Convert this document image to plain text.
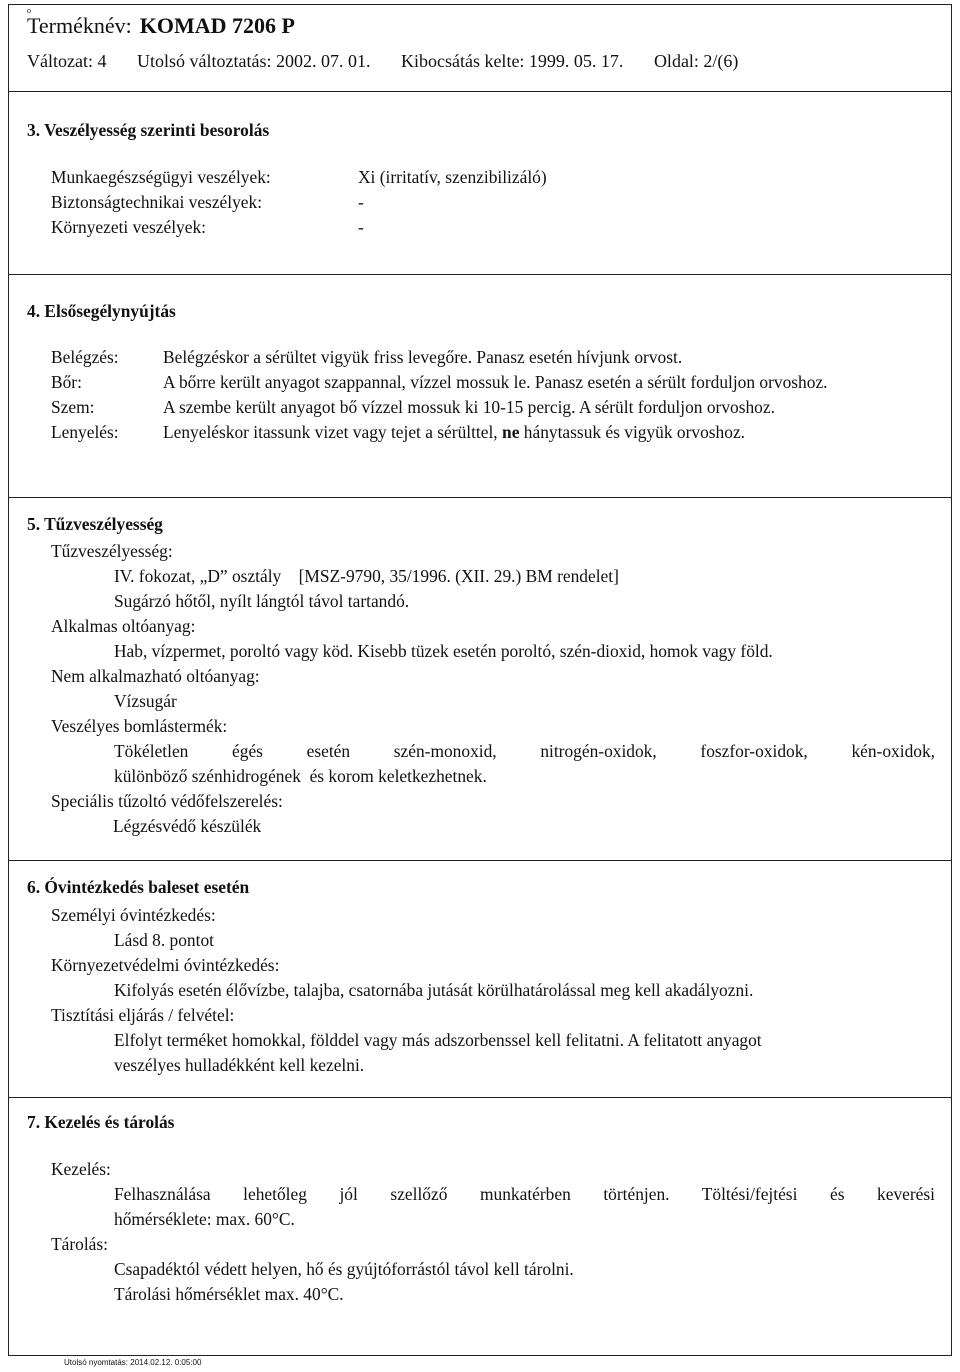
o
Terméknév: KOMAD 7206 P
Változat: 4 Utolsó változtatás: 2002. 07. 01. Kibocsátás kelte: 1999. 05. 17. Oldal: 2/(6)
3. Veszélyesség szerinti besorolás
Munkaegészségügyi veszélyek:	Xi (irritatív, szenzibilizáló)
Biztonságtechnikai veszélyek:	-
Környezeti veszélyek:	-
4. Elsősegélynyújtás
Belégzés:	Belégzéskor a sérültet vigyük friss levegőre. Panasz esetén hívjunk orvost.
Bőr:	A bőrre került anyagot szappannal, vízzel mossuk le. Panasz esetén a sérült forduljon orvoshoz.
Szem:	A szembe került anyagot bő vízzel mossuk ki 10-15 percig. A sérült forduljon orvoshoz.
Lenyelés:	Lenyeléskor itassunk vizet vagy tejet a sérülttel, ne hánytassuk és vigyük orvoshoz.
5. Tűzveszélyesség
Tűzveszélyesség:
IV. fokozat, „D” osztály    [MSZ-9790, 35/1996. (XII. 29.) BM rendelet]
Sugárzó hőtől, nyílt lángtól távol tartandó.
Alkalmas oltóanyag:
Hab, vízpermet, poroltó vagy köd. Kisebb tüzek esetén poroltó, szén-dioxid, homok vagy föld.
Nem alkalmazható oltóanyag:
Vízsugár
Veszélyes bomlástermék:
Tökéletlen égés esetén szén-monoxid, nitrogén-oxidok, foszfor-oxidok, kén-oxidok,
különböző szénhidrogének  és korom keletkezhetnek.
Speciális tűzoltó védőfelszerelés:
Légzésvédő készülék
6. Óvintézkedés baleset esetén
Személyi óvintézkedés:
Lásd 8. pontot
Környezetvédelmi óvintézkedés:
Kifolyás esetén élővízbe, talajba, csatornába jutását körülhatárolással meg kell akadályozni.
Tisztítási eljárás / felvétel:
Elfolyt terméket homokkal, földdel vagy más adszorbenssel kell felitatni. A felitatott anyagot
veszélyes hulladékként kell kezelni.
7. Kezelés és tárolás
Kezelés:
Felhasználása lehetőleg jól szellőző munkatérben történjen. Töltési/fejtési és keverési
hőmérséklete: max. 60°C.
Tárolás:
Csapadéktól védett helyen, hő és gyújtóforrástól távol kell tárolni.
Tárolási hőmérséklet max. 40°C.
Utolsó nyomtatás: 2014.02.12. 0:05:00
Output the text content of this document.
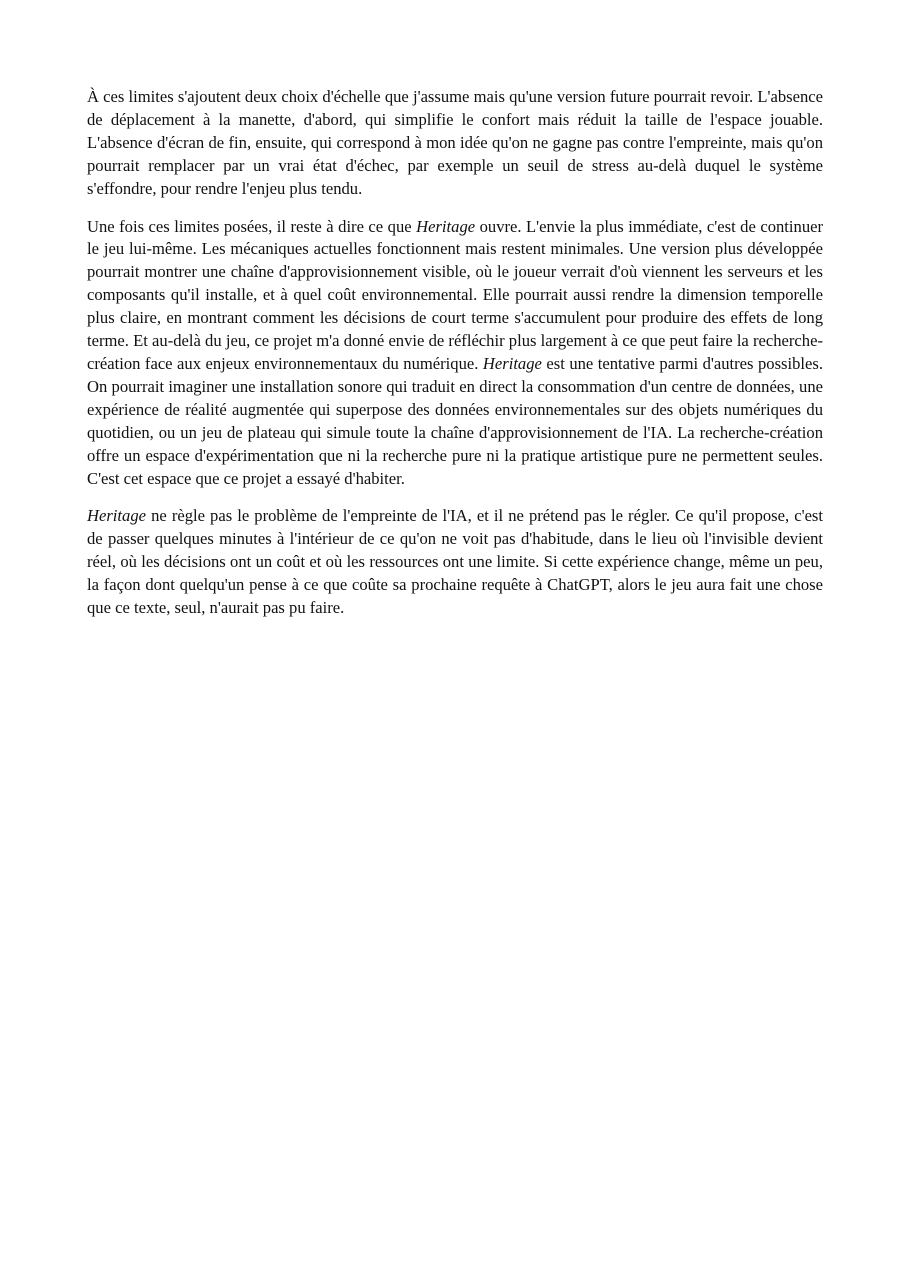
À ces limites s'ajoutent deux choix d'échelle que j'assume mais qu'une version future pourrait revoir. L'absence de déplacement à la manette, d'abord, qui simplifie le confort mais réduit la taille de l'espace jouable. L'absence d'écran de fin, ensuite, qui correspond à mon idée qu'on ne gagne pas contre l'empreinte, mais qu'on pourrait remplacer par un vrai état d'échec, par exemple un seuil de stress au-delà duquel le système s'effondre, pour rendre l'enjeu plus tendu.

Une fois ces limites posées, il reste à dire ce que Heritage ouvre. L'envie la plus immédiate, c'est de continuer le jeu lui-même. Les mécaniques actuelles fonctionnent mais restent minimales. Une version plus développée pourrait montrer une chaîne d'approvisionnement visible, où le joueur verrait d'où viennent les serveurs et les composants qu'il installe, et à quel coût environnemental. Elle pourrait aussi rendre la dimension temporelle plus claire, en montrant comment les décisions de court terme s'accumulent pour produire des effets de long terme. Et au-delà du jeu, ce projet m'a donné envie de réfléchir plus largement à ce que peut faire la recherche-création face aux enjeux environnementaux du numérique. Heritage est une tentative parmi d'autres possibles. On pourrait imaginer une installation sonore qui traduit en direct la consommation d'un centre de données, une expérience de réalité augmentée qui superpose des données environnementales sur des objets numériques du quotidien, ou un jeu de plateau qui simule toute la chaîne d'approvisionnement de l'IA. La recherche-création offre un espace d'expérimentation que ni la recherche pure ni la pratique artistique pure ne permettent seules. C'est cet espace que ce projet a essayé d'habiter.

Heritage ne règle pas le problème de l'empreinte de l'IA, et il ne prétend pas le régler. Ce qu'il propose, c'est de passer quelques minutes à l'intérieur de ce qu'on ne voit pas d'habitude, dans le lieu où l'invisible devient réel, où les décisions ont un coût et où les ressources ont une limite. Si cette expérience change, même un peu, la façon dont quelqu'un pense à ce que coûte sa prochaine requête à ChatGPT, alors le jeu aura fait une chose que ce texte, seul, n'aurait pas pu faire.
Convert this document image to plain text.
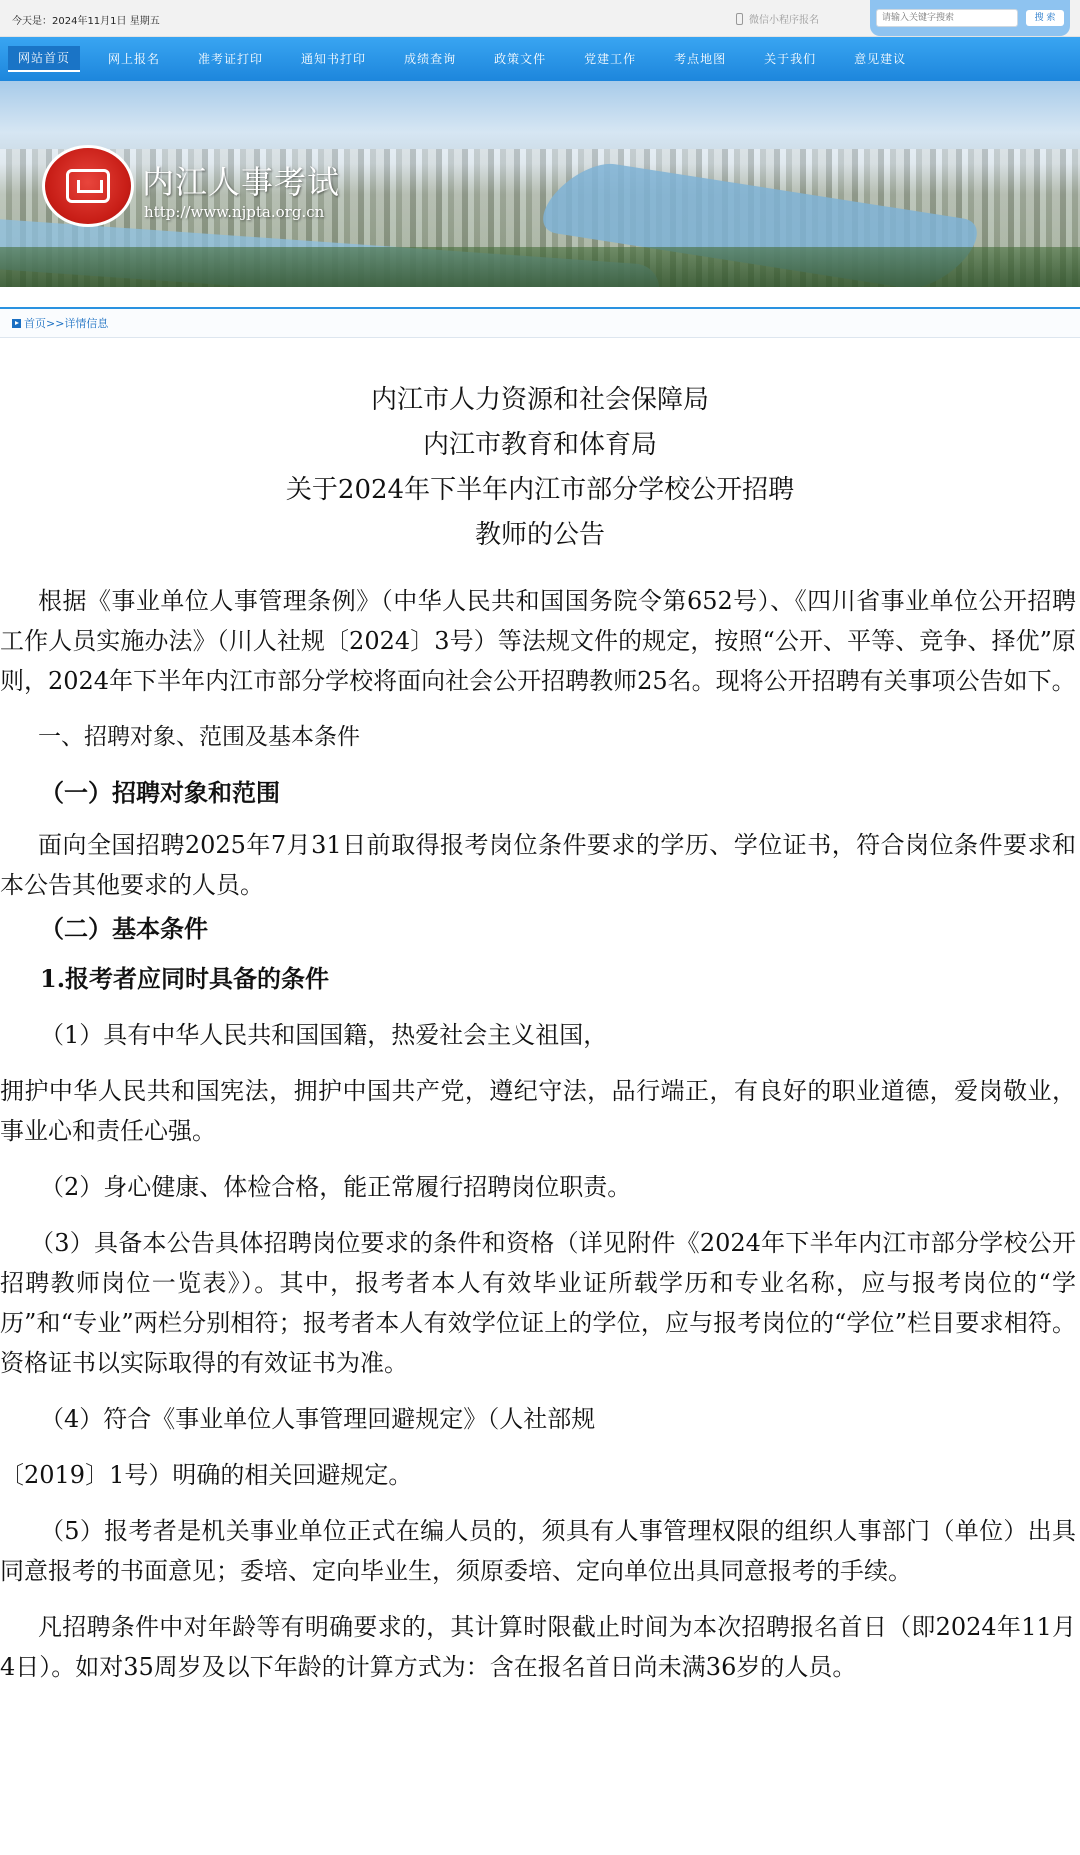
今天是：2024年11月1日 星期五	微信小程序报名
请输入关键字搜索	搜 索
网站首页	网上报名	准考证打印	通知书打印	成绩查询	政策文件	党建工作	考点地图	关于我们	意见建议
内江人事考试
http://www.njpta.org.cn
首页 >> 详情信息
内江市人力资源和社会保障局
内江市教育和体育局
关于2024年下半年内江市部分学校公开招聘
教师的公告

根据《事业单位人事管理条例》（中华人民共和国国务院令第652号）、《四川省事业单位公开招聘工作人员实施办法》（川人社规〔2024〕3号）等法规文件的规定，按照“公开、平等、竞争、择优”原则，2024年下半年内江市部分学校将面向社会公开招聘教师25名。现将公开招聘有关事项公告如下。

一、招聘对象、范围及基本条件

（一）招聘对象和范围

面向全国招聘2025年7月31日前取得报考岗位条件要求的学历、学位证书，符合岗位条件要求和本公告其他要求的人员。

（二）基本条件

1.报考者应同时具备的条件

（1）具有中华人民共和国国籍，热爱社会主义祖国，

拥护中华人民共和国宪法，拥护中国共产党，遵纪守法，品行端正，有良好的职业道德，爱岗敬业，事业心和责任心强。

（2）身心健康、体检合格，能正常履行招聘岗位职责。

（3）具备本公告具体招聘岗位要求的条件和资格（详见附件《2024年下半年内江市部分学校公开招聘教师岗位一览表》）。其中，报考者本人有效毕业证所载学历和专业名称，应与报考岗位的“学历”和“专业”两栏分别相符；报考者本人有效学位证上的学位，应与报考岗位的“学位”栏目要求相符。资格证书以实际取得的有效证书为准。

（4）符合《事业单位人事管理回避规定》（人社部规

〔2019〕1号）明确的相关回避规定。

（5）报考者是机关事业单位正式在编人员的，须具有人事管理权限的组织人事部门（单位）出具同意报考的书面意见；委培、定向毕业生，须原委培、定向单位出具同意报考的手续。

凡招聘条件中对年龄等有明确要求的，其计算时限截止时间为本次招聘报名首日（即2024年11月4日）。如对35周岁及以下年龄的计算方式为：含在报名首日尚未满36岁的人员。
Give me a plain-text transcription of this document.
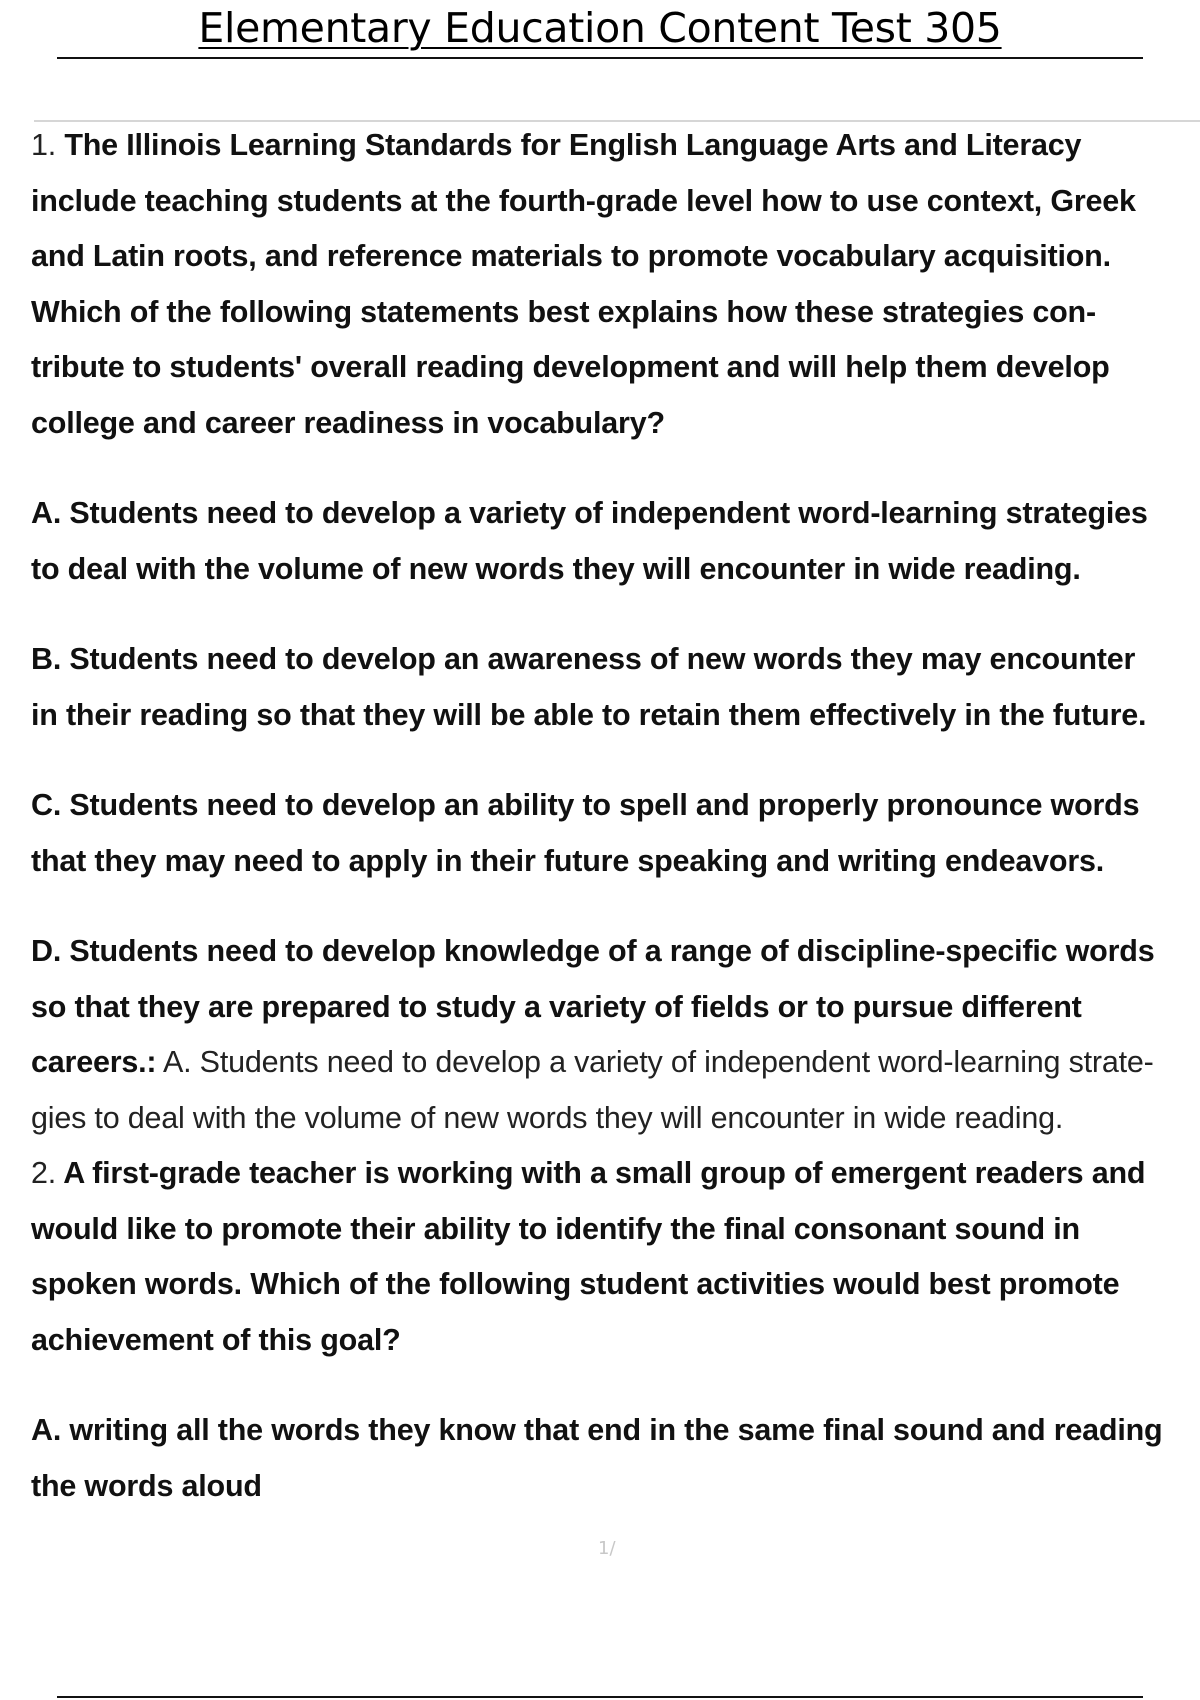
Elementary Education Content Test 305
1. The Illinois Learning Standards for English Language Arts and Literacy
include teaching students at the fourth-grade level how to use context, Greek
and Latin roots, and reference materials to promote vocabulary acquisition.
Which of the following statements best explains how these strategies con-
tribute to students' overall reading development and will help them develop
college and career readiness in vocabulary?
A. Students need to develop a variety of independent word-learning strategies
to deal with the volume of new words they will encounter in wide reading.
B. Students need to develop an awareness of new words they may encounter
in their reading so that they will be able to retain them effectively in the future.
C. Students need to develop an ability to spell and properly pronounce words
that they may need to apply in their future speaking and writing endeavors.
D. Students need to develop knowledge of a range of discipline-specific words
so that they are prepared to study a variety of fields or to pursue different
careers.: A. Students need to develop a variety of independent word-learning strate-
gies to deal with the volume of new words they will encounter in wide reading.
2. A first-grade teacher is working with a small group of emergent readers and
would like to promote their ability to identify the final consonant sound in
spoken words. Which of the following student activities would best promote
achievement of this goal?
A. writing all the words they know that end in the same final sound and reading
the words aloud
1/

※ ※ ※

Pull every line containing the word "delà" out of the entries above.

ANSWER TO THE PROBLEM:
À ces limites s'ajoutent deux choix d'échelle que j'assume mais qu'une version future pourrait revoir. L'absence de déplacement à la manette, d'abord, qui simplifie le confort mais réduit la taille de l'espace jouable. L'absence d'écran de fin, ensuite, qui correspond à mon idée qu'on ne gagne pas contre l'empreinte, mais qu'on pourrait remplacer par un vrai état d'échec, par exemple un seuil de stress au-delà duquel le système s'effondre, pour rendre l'enjeu plus tendu.
Une fois ces limites posées, il reste à dire ce que Heritage ouvre. L'envie la plus immédiate, c'est de continuer le jeu lui-même. Les mécaniques actuelles fonctionnent mais restent minimales. Une version plus développée pourrait montrer une chaîne d'approvisionnement visible, où le joueur verrait d'où viennent les serveurs et les composants qu'il installe, et à quel coût environnemental. Elle pourrait aussi rendre la dimension temporelle plus claire, en montrant comment les décisions de court terme s'accumulent pour produire des effets de long terme. Et au-delà du jeu, ce projet m'a donné envie de réfléchir plus largement à ce que peut faire la recherche-création face aux enjeux environnementaux du numérique. Heritage est une tentative parmi d'autres possibles. On pourrait imaginer une installation sonore qui traduit en direct la consommation d'un centre de données, une expérience de réalité augmentée qui superpose des données environnementales sur des objets numériques du quotidien, ou un jeu de plateau qui simule toute la chaîne d'approvisionnement de l'IA. La recherche-création offre un espace d'expérimentation que ni la recherche pure ni la pratique artistique pure ne permettent seules. C'est cet espace que ce projet a essayé d'habiter.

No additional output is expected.